What to work on: In the entries below, count every line containing "lecturer". Reply with the number alone.

Provided information:

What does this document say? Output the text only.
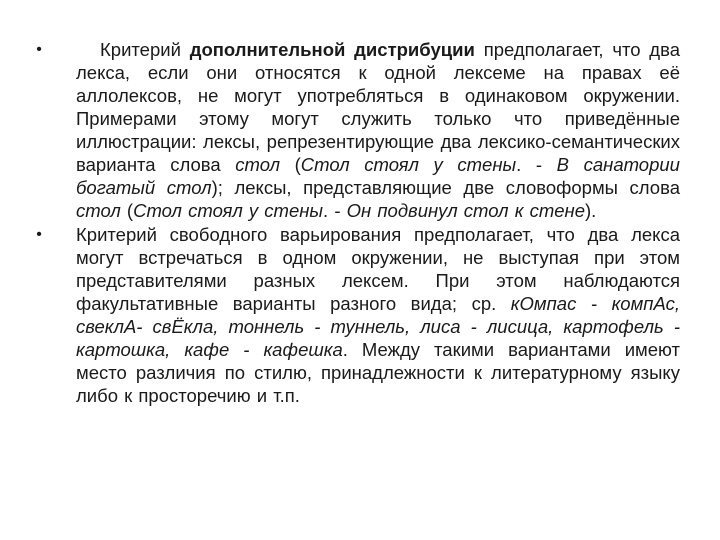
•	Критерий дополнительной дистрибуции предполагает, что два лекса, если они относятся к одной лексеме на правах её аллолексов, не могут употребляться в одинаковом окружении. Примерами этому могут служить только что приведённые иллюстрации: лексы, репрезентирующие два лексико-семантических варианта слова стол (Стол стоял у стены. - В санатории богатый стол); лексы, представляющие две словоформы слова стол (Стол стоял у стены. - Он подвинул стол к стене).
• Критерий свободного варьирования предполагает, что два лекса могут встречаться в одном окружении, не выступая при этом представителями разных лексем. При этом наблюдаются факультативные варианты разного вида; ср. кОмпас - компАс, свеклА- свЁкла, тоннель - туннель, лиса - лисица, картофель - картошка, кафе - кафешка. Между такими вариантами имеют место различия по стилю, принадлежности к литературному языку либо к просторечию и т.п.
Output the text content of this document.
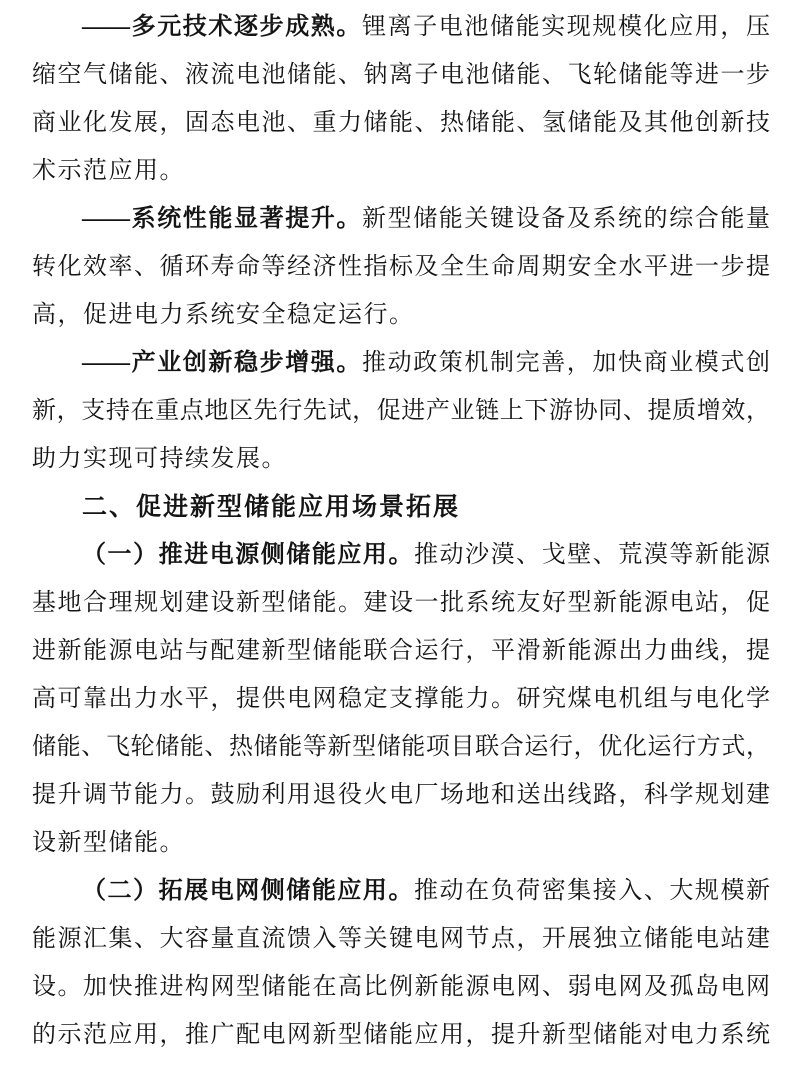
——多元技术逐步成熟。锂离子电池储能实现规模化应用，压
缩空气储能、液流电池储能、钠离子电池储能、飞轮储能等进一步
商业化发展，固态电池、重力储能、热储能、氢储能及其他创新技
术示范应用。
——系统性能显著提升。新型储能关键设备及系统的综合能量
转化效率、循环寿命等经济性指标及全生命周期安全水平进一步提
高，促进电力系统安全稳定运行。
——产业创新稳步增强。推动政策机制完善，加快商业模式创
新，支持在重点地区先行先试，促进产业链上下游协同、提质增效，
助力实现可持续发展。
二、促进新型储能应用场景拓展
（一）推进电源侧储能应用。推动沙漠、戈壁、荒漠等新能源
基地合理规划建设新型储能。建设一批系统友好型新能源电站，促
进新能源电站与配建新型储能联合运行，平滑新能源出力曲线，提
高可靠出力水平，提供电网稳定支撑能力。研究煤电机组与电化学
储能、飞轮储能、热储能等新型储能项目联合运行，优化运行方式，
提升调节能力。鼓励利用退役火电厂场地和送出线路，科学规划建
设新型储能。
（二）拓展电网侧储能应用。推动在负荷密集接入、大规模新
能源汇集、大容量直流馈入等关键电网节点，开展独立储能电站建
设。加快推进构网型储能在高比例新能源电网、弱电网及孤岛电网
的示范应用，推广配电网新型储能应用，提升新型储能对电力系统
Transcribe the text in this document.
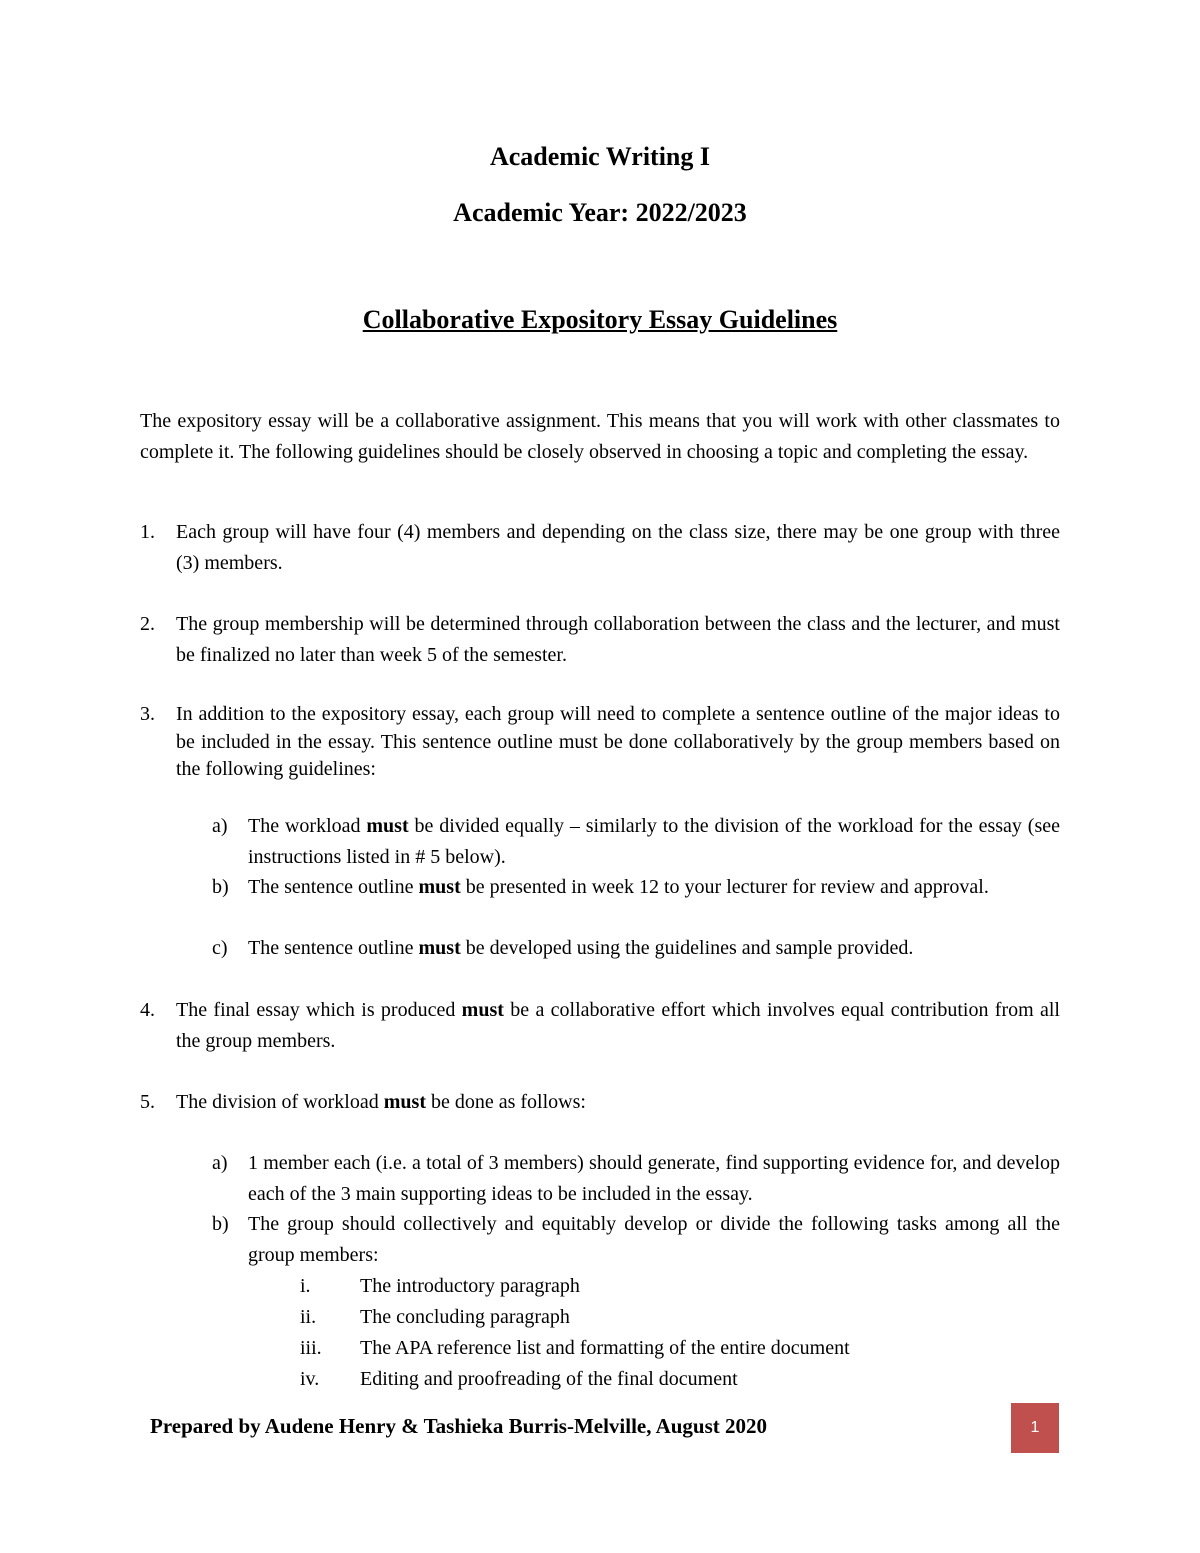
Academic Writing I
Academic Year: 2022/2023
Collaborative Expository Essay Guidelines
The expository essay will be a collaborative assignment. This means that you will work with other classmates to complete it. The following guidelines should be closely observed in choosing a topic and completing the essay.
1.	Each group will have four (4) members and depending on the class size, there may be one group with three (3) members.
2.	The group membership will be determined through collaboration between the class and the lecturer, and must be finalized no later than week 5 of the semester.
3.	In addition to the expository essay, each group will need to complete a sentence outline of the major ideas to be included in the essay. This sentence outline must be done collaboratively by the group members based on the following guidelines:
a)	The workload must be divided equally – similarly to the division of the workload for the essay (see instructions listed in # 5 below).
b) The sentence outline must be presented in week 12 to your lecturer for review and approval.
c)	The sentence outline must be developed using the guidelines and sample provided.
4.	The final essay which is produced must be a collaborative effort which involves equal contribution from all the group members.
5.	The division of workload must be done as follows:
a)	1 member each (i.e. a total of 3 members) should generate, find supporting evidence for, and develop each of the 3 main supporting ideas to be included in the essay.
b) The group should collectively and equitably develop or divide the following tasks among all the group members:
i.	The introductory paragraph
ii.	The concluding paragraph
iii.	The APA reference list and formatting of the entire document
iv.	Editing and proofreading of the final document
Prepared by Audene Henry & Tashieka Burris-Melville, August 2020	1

Written answer: 2